[Collected data]
++++++++++
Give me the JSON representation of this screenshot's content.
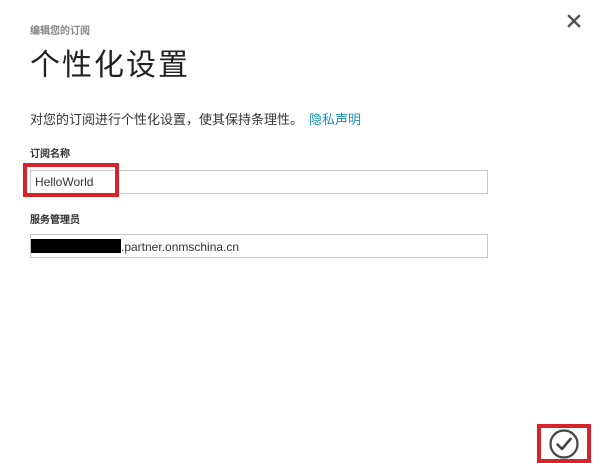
{
  "dialog": {
    "subtitle": "编辑您的订阅",
    "title": "个性化设置",
    "description": "对您的订阅进行个性化设置，使其保持条理性。",
    "privacy_link": "隐私声明"
  },
  "fields": {
    "subscription_name": {
      "label": "订阅名称",
      "value": "HelloWorld"
    },
    "service_admin": {
      "label": "服务管理员",
      "value_suffix": ".partner.onmschina.cn"
    }
  },
  "icons": {
    "close": "close-icon",
    "confirm": "checkmark-icon"
  },
  "colors": {
    "link": "#1c8fb9",
    "highlight": "#d7232b"
  }
}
++++++++++
» **EXERCISE OBJECTIVE**: Copy the records above exactly. The pictures are not part of the copy.

» **WRITTEN REPLY**:
Give me the JSON representation of this screenshot's content.
{
  "dialog": {
    "subtitle": "编辑您的订阅",
    "title": "个性化设置",
    "description": "对您的订阅进行个性化设置，使其保持条理性。",
    "privacy_link": "隐私声明"
  },
  "fields": {
    "subscription_name": {
      "label": "订阅名称",
      "value": "HelloWorld"
    },
    "service_admin": {
      "label": "服务管理员",
      "value_suffix": ".partner.onmschina.cn"
    }
  },
  "icons": {
    "close": "close-icon",
    "confirm": "checkmark-icon"
  },
  "colors": {
    "link": "#1c8fb9",
    "highlight": "#d7232b"
  }
}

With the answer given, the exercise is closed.